Work to be completed:
What follows is a set of entries. Give them again exactly, without the pictures.

Provided material:
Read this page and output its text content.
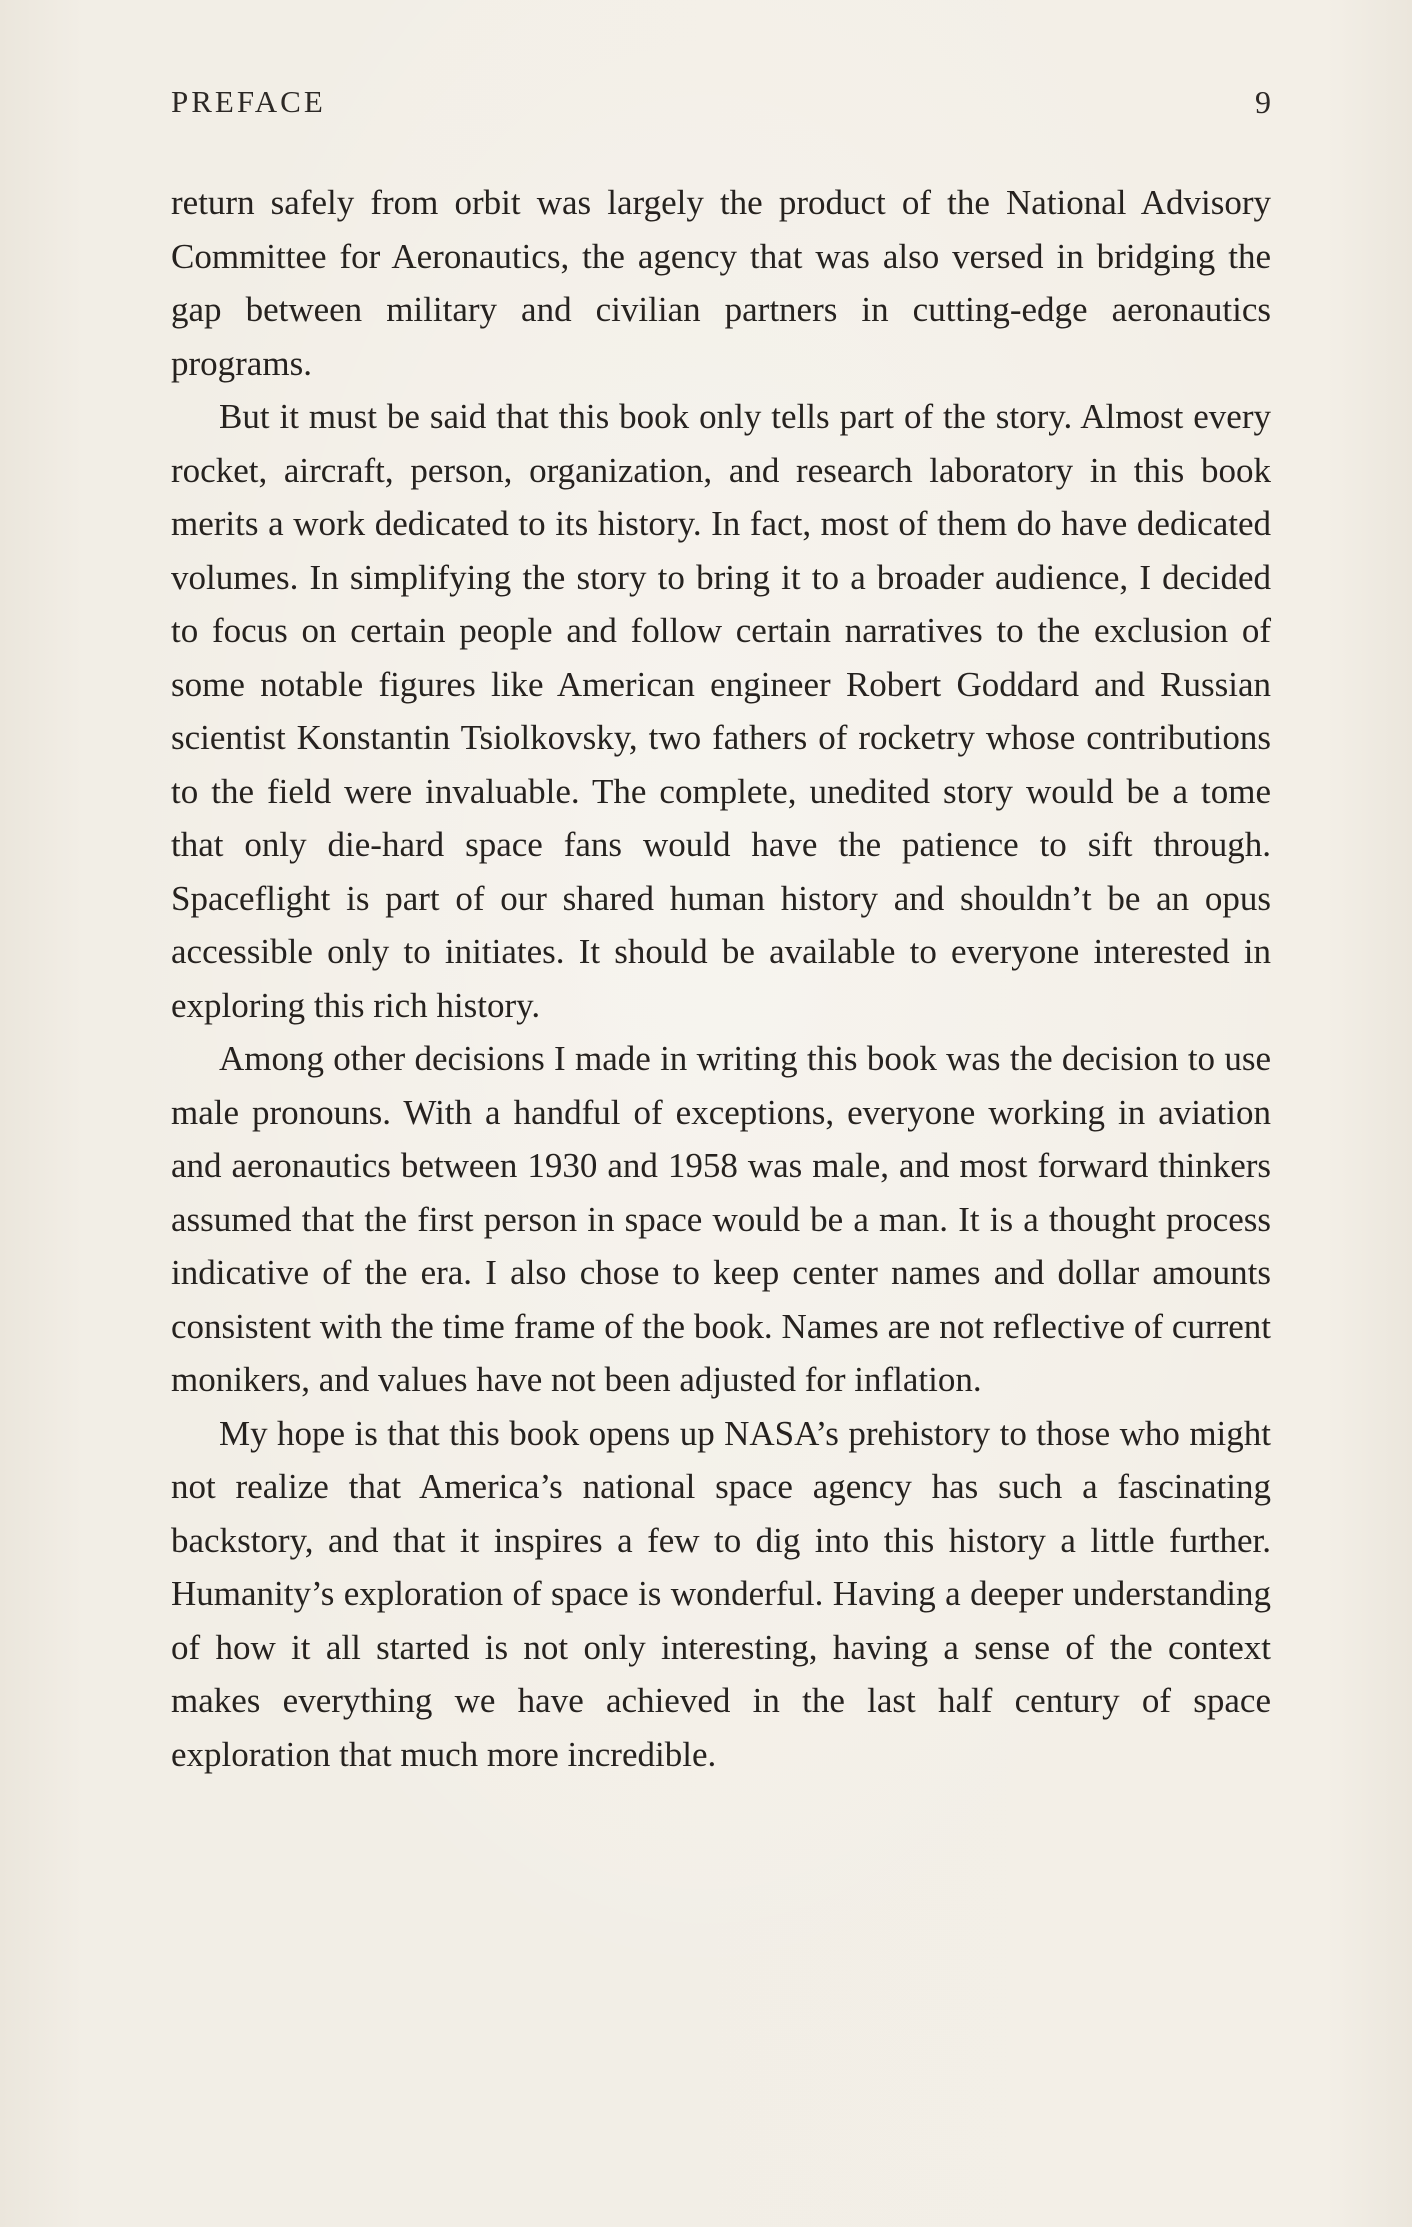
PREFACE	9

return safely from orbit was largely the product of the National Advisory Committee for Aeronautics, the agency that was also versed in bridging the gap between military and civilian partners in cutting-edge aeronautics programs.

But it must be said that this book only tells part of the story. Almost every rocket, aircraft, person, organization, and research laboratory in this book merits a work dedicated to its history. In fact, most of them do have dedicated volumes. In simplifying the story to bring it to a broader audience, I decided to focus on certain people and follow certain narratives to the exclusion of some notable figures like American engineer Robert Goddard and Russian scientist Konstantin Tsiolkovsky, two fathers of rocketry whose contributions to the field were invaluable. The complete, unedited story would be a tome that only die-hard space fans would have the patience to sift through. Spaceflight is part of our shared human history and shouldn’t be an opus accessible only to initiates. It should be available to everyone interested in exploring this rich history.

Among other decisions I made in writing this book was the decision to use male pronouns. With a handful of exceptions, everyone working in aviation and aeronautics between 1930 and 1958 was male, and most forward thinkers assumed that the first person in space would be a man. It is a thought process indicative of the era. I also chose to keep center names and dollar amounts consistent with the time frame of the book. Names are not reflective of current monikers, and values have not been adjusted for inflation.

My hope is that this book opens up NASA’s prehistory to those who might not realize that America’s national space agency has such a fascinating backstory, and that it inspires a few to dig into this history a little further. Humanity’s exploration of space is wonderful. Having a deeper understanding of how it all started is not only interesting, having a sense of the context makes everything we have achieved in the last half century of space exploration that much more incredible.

Exercise solution:
Read this page and output its text content.
PREFACE	9

return safely from orbit was largely the product of the National Advisory Committee for Aeronautics, the agency that was also versed in bridging the gap between military and civilian partners in cutting-edge aeronautics programs.

But it must be said that this book only tells part of the story. Almost every rocket, aircraft, person, organization, and research laboratory in this book merits a work dedicated to its history. In fact, most of them do have dedicated volumes. In simplifying the story to bring it to a broader audience, I decided to focus on certain people and follow certain narratives to the exclusion of some notable figures like American engineer Robert Goddard and Russian scientist Konstantin Tsiolkovsky, two fathers of rocketry whose contributions to the field were invaluable. The complete, unedited story would be a tome that only die-hard space fans would have the patience to sift through. Spaceflight is part of our shared human history and shouldn’t be an opus accessible only to initiates. It should be available to everyone interested in exploring this rich history.

Among other decisions I made in writing this book was the decision to use male pronouns. With a handful of exceptions, everyone working in aviation and aeronautics between 1930 and 1958 was male, and most forward thinkers assumed that the first person in space would be a man. It is a thought process indicative of the era. I also chose to keep center names and dollar amounts consistent with the time frame of the book. Names are not reflective of current monikers, and values have not been adjusted for inflation.

My hope is that this book opens up NASA’s prehistory to those who might not realize that America’s national space agency has such a fascinating backstory, and that it inspires a few to dig into this history a little further. Humanity’s exploration of space is wonderful. Having a deeper understanding of how it all started is not only interesting, having a sense of the context makes everything we have achieved in the last half century of space exploration that much more incredible.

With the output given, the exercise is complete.